• [Exercise objective] In the exploration and production text, which well's dry hole expense raised exploration costs?

• [Page text]
Exploration and Production
Second quarter 2023 vs. 2022
All amounts include amount attributable to a noncontrolling interest in MP GOM, unless otherwise noted.
U.S. E&P operations reported earnings of $168.9 million in the second quarter of 2023 compared to earnings of $491.5 million in the second quarter of 2022. Results were $322.6 million unfavorable in the 2023 period compared to the 2022 period primarily due to lower revenues ($281.6 million), higher dry hole and previously suspended exploration costs ($80.5 million), higher lease operating expenses ($47.0 million) and higher depreciation, depletion and amortization expense (DD&A) ($24.3 million), partially offset by lower other expense ($34.8 million) and lower income tax expense ($72.8 million). Lower revenues were primarily due to lower realized prices at Eagle Ford Shale and the Gulf of Mexico, partially offset by higher sales volumes from the Gulf of Mexico primarily related to new wells at the Khaleesi, Mormont, Samurai development project. Higher exploration costs related to the dry hole expense of Chinook #7 exploration well in the Gulf of Mexico, which encountered non-commercial hydrocarbons. Higher lease operating expenses were primarily due to increased sales volumes and additional costs associated with workover and maintenance from the Gulf of Mexico operations. Higher DD&A was primarily the result of higher sales volumes from the Gulf of Mexico. Lower other expense was primarily due to a lower contingent consideration adjustment of $3.2 million in 2023 (2022: $31.7 million) as a result of reaching contractual thresholds or time limitations that ended in 2022 (see Note L). Lower income tax expense was a result of lower pre-tax income.

• [Element position data]
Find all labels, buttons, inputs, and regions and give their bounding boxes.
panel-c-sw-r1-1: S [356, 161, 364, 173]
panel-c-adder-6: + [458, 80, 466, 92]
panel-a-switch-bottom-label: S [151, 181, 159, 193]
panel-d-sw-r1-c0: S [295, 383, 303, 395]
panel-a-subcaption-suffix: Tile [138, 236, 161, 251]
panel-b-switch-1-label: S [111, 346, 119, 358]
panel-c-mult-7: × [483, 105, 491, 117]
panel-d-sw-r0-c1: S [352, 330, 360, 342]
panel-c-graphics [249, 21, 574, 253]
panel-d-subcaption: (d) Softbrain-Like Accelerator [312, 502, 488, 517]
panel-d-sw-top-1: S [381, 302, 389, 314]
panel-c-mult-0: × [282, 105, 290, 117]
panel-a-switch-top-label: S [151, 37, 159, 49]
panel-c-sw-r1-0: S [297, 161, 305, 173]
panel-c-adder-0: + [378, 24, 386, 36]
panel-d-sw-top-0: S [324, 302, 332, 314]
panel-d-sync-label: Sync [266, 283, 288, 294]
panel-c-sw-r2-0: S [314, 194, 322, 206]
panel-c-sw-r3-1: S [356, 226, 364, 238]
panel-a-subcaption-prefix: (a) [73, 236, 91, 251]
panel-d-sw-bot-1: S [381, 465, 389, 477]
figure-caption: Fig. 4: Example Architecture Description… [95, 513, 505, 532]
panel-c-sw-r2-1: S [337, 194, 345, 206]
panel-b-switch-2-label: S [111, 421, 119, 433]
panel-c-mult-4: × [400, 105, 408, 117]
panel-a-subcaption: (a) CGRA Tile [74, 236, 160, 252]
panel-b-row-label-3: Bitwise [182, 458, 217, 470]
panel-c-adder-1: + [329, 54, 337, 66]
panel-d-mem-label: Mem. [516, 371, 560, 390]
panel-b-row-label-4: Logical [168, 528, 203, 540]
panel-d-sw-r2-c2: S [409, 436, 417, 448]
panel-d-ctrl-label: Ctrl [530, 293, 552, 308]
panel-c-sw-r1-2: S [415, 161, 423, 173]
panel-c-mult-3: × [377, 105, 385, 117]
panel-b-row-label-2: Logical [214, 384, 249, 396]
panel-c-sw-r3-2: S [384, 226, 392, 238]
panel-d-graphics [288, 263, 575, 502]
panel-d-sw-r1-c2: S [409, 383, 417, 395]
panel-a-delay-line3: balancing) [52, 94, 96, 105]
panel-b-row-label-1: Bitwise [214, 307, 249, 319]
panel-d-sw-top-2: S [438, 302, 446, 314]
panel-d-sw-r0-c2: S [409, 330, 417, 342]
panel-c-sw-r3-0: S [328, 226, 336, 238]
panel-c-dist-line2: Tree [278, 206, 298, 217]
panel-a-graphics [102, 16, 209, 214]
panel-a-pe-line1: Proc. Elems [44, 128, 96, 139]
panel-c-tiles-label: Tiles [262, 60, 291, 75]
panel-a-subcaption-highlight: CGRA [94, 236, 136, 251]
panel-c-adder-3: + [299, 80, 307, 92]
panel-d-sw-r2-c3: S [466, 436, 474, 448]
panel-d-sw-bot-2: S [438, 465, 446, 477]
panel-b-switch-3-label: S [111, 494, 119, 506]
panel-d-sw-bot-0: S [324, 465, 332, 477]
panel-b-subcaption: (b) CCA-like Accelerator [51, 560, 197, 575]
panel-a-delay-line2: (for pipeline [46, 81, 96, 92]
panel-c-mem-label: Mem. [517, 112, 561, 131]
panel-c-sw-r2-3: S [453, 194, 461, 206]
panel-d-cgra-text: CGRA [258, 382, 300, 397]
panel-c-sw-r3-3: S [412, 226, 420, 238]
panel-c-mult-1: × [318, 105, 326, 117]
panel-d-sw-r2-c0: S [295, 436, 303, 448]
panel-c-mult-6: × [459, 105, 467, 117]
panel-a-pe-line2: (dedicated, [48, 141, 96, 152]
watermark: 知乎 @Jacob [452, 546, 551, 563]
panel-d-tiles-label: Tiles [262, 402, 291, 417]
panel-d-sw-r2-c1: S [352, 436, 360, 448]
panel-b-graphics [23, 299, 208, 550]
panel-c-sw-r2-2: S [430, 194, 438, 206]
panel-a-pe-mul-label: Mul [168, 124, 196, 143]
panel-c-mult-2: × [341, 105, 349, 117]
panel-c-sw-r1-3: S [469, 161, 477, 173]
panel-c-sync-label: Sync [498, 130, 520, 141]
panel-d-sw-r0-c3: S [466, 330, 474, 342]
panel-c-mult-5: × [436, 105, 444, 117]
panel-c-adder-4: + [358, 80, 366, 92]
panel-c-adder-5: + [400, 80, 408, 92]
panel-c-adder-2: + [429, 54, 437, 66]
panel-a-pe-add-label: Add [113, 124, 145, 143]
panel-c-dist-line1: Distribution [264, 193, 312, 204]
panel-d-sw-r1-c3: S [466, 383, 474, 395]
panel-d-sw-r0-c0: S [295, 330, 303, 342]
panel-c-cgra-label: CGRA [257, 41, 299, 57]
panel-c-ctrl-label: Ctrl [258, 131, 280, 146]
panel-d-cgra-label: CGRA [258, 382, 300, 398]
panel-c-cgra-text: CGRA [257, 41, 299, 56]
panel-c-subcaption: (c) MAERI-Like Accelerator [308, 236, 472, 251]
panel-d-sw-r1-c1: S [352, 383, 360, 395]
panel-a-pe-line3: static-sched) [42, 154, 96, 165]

• [The answer] The Chinook #7 exploration well in the Gulf of Mexico, which encountered non-commercial hydrocarbons.